** begin Records for the exercise **

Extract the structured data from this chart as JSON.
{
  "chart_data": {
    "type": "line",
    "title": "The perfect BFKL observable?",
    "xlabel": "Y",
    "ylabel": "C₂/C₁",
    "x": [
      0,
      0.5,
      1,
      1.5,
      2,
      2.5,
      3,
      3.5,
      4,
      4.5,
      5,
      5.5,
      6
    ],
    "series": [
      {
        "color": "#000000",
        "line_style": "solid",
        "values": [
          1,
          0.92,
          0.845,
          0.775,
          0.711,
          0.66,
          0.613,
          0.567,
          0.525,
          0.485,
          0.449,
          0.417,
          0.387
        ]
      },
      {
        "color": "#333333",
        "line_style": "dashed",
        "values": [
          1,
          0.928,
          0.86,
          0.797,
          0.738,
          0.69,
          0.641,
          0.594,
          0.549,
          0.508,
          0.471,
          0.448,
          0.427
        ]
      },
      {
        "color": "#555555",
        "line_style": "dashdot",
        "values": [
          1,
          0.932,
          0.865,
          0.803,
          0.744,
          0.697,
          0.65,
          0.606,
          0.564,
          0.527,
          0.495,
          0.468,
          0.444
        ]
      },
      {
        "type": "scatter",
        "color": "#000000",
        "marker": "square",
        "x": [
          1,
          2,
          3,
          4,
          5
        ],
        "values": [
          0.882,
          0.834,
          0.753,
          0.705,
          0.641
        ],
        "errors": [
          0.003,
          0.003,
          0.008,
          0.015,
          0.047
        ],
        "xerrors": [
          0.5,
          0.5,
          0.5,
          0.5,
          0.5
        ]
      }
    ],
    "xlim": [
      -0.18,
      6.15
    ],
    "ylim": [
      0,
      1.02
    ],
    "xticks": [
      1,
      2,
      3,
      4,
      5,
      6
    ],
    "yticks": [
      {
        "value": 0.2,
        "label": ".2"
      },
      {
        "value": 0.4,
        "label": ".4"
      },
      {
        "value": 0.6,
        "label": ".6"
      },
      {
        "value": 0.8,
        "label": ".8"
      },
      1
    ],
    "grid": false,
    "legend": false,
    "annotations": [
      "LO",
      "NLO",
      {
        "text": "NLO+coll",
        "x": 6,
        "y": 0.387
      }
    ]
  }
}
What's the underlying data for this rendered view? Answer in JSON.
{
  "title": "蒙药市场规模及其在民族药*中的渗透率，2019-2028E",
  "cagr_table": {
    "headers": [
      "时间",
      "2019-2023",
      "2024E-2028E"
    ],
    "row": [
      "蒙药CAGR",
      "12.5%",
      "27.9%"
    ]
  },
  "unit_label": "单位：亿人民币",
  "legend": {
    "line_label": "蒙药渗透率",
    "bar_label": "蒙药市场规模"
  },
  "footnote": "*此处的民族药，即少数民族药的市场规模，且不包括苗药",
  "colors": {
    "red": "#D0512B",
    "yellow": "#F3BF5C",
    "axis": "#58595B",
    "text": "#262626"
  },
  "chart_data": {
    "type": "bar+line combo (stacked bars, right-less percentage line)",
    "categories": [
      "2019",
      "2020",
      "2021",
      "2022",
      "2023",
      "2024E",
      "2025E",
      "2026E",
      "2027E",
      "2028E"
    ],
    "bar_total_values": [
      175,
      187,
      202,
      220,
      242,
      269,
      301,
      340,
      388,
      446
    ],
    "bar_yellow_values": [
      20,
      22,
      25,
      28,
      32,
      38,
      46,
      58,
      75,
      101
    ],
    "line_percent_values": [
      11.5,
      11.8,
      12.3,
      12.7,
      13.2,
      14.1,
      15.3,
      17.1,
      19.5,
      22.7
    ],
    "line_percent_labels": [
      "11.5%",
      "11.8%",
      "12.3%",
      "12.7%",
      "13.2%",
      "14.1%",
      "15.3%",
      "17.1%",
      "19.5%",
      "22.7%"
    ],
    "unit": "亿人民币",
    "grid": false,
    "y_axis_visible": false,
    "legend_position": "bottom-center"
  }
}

** end Records for the exercise **

**Short task**:
Return all of the above records exactly, leaving no line out.

**Response to the task**:
Extract the structured data from this chart as JSON.
{
  "chart_data": {
    "type": "line",
    "title": "The perfect BFKL observable?",
    "xlabel": "Y",
    "ylabel": "C₂/C₁",
    "x": [
      0,
      0.5,
      1,
      1.5,
      2,
      2.5,
      3,
      3.5,
      4,
      4.5,
      5,
      5.5,
      6
    ],
    "series": [
      {
        "color": "#000000",
        "line_style": "solid",
        "values": [
          1,
          0.92,
          0.845,
          0.775,
          0.711,
          0.66,
          0.613,
          0.567,
          0.525,
          0.485,
          0.449,
          0.417,
          0.387
        ]
      },
      {
        "color": "#333333",
        "line_style": "dashed",
        "values": [
          1,
          0.928,
          0.86,
          0.797,
          0.738,
          0.69,
          0.641,
          0.594,
          0.549,
          0.508,
          0.471,
          0.448,
          0.427
        ]
      },
      {
        "color": "#555555",
        "line_style": "dashdot",
        "values": [
          1,
          0.932,
          0.865,
          0.803,
          0.744,
          0.697,
          0.65,
          0.606,
          0.564,
          0.527,
          0.495,
          0.468,
          0.444
        ]
      },
      {
        "type": "scatter",
        "color": "#000000",
        "marker": "square",
        "x": [
          1,
          2,
          3,
          4,
          5
        ],
        "values": [
          0.882,
          0.834,
          0.753,
          0.705,
          0.641
        ],
        "errors": [
          0.003,
          0.003,
          0.008,
          0.015,
          0.047
        ],
        "xerrors": [
          0.5,
          0.5,
          0.5,
          0.5,
          0.5
        ]
      }
    ],
    "xlim": [
      -0.18,
      6.15
    ],
    "ylim": [
      0,
      1.02
    ],
    "xticks": [
      1,
      2,
      3,
      4,
      5,
      6
    ],
    "yticks": [
      {
        "value": 0.2,
        "label": ".2"
      },
      {
        "value": 0.4,
        "label": ".4"
      },
      {
        "value": 0.6,
        "label": ".6"
      },
      {
        "value": 0.8,
        "label": ".8"
      },
      1
    ],
    "grid": false,
    "legend": false,
    "annotations": [
      "LO",
      "NLO",
      {
        "text": "NLO+coll",
        "x": 6,
        "y": 0.387
      }
    ]
  }
}
What's the underlying data for this rendered view? Answer in JSON.
{
  "title": "蒙药市场规模及其在民族药*中的渗透率，2019-2028E",
  "cagr_table": {
    "headers": [
      "时间",
      "2019-2023",
      "2024E-2028E"
    ],
    "row": [
      "蒙药CAGR",
      "12.5%",
      "27.9%"
    ]
  },
  "unit_label": "单位：亿人民币",
  "legend": {
    "line_label": "蒙药渗透率",
    "bar_label": "蒙药市场规模"
  },
  "footnote": "*此处的民族药，即少数民族药的市场规模，且不包括苗药",
  "colors": {
    "red": "#D0512B",
    "yellow": "#F3BF5C",
    "axis": "#58595B",
    "text": "#262626"
  },
  "chart_data": {
    "type": "bar+line combo (stacked bars, right-less percentage line)",
    "categories": [
      "2019",
      "2020",
      "2021",
      "2022",
      "2023",
      "2024E",
      "2025E",
      "2026E",
      "2027E",
      "2028E"
    ],
    "bar_total_values": [
      175,
      187,
      202,
      220,
      242,
      269,
      301,
      340,
      388,
      446
    ],
    "bar_yellow_values": [
      20,
      22,
      25,
      28,
      32,
      38,
      46,
      58,
      75,
      101
    ],
    "line_percent_values": [
      11.5,
      11.8,
      12.3,
      12.7,
      13.2,
      14.1,
      15.3,
      17.1,
      19.5,
      22.7
    ],
    "line_percent_labels": [
      "11.5%",
      "11.8%",
      "12.3%",
      "12.7%",
      "13.2%",
      "14.1%",
      "15.3%",
      "17.1%",
      "19.5%",
      "22.7%"
    ],
    "unit": "亿人民币",
    "grid": false,
    "y_axis_visible": false,
    "legend_position": "bottom-center"
  }
}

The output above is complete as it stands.